WRITTEN TASK: Your task is to tally the lines of the listing containing the word "color" and report the figure alone.

Dataset rows
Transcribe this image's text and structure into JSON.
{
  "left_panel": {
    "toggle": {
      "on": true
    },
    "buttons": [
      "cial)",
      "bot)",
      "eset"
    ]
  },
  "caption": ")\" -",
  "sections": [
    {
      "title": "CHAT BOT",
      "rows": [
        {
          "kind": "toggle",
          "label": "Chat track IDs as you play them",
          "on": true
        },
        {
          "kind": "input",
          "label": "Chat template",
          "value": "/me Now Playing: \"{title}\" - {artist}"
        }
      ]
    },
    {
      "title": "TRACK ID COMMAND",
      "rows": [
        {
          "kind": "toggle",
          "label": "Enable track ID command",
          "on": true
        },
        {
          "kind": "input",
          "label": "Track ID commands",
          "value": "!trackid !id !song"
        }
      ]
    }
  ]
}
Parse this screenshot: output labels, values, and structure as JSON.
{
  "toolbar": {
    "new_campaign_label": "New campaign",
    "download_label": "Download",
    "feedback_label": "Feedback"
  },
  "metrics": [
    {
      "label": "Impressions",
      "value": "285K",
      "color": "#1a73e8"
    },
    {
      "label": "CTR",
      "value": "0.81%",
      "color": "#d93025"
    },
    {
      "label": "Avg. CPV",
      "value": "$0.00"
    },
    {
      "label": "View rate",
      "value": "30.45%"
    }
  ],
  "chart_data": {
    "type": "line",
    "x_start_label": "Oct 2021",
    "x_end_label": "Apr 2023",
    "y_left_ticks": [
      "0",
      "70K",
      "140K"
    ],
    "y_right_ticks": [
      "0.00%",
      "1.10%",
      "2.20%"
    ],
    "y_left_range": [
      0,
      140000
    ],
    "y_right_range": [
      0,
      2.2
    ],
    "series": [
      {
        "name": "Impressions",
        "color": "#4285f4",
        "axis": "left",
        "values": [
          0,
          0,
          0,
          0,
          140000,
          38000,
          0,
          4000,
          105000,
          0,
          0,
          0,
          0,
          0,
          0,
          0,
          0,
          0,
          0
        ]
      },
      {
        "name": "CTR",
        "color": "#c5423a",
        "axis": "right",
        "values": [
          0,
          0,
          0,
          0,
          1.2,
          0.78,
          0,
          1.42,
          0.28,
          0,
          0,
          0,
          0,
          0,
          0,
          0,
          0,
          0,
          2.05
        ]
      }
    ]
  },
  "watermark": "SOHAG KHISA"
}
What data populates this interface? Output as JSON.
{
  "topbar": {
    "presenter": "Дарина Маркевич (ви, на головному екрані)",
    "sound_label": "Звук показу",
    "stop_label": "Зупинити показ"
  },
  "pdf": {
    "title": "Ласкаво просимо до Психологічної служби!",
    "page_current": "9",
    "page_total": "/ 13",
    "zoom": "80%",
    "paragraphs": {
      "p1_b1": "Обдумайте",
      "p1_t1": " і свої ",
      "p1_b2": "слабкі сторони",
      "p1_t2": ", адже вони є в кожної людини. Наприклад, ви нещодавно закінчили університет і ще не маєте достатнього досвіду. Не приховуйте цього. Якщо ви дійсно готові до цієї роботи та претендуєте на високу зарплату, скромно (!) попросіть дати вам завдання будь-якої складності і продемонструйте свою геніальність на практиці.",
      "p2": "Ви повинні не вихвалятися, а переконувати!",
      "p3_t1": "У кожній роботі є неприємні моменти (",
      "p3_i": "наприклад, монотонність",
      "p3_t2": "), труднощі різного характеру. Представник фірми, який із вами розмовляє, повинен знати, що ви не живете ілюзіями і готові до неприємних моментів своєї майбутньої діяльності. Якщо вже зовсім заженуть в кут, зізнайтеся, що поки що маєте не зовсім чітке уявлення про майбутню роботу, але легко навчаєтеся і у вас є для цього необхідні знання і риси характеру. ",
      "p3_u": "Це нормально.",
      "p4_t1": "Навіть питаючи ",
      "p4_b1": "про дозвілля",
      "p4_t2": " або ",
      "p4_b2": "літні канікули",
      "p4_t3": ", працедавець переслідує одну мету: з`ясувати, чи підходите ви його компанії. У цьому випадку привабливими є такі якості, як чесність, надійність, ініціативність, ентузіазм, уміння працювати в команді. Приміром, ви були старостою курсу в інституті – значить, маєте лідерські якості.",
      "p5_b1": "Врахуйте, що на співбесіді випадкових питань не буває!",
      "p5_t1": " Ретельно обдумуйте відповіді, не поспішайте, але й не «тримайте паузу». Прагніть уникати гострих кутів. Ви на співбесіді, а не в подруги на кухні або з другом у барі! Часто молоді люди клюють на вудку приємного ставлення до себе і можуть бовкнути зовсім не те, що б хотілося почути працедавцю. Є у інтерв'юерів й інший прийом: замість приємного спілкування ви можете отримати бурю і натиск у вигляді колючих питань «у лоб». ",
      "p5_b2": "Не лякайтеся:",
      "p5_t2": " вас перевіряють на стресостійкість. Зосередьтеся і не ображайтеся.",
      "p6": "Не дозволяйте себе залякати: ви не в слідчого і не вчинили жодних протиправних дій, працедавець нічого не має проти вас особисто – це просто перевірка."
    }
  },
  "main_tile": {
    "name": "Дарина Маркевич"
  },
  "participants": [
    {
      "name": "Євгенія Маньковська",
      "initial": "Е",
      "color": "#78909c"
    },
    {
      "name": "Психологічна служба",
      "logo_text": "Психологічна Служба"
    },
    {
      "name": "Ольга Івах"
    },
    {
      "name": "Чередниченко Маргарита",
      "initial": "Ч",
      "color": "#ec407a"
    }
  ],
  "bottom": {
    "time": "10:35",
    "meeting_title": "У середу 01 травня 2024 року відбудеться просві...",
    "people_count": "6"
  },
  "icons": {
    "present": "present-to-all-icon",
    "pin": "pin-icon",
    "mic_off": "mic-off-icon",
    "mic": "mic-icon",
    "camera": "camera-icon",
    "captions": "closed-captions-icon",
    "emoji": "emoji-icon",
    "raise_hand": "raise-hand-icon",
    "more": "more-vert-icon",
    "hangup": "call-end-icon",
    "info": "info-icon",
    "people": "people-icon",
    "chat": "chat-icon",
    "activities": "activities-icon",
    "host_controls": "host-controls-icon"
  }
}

EXERCISE SOLUTION: 6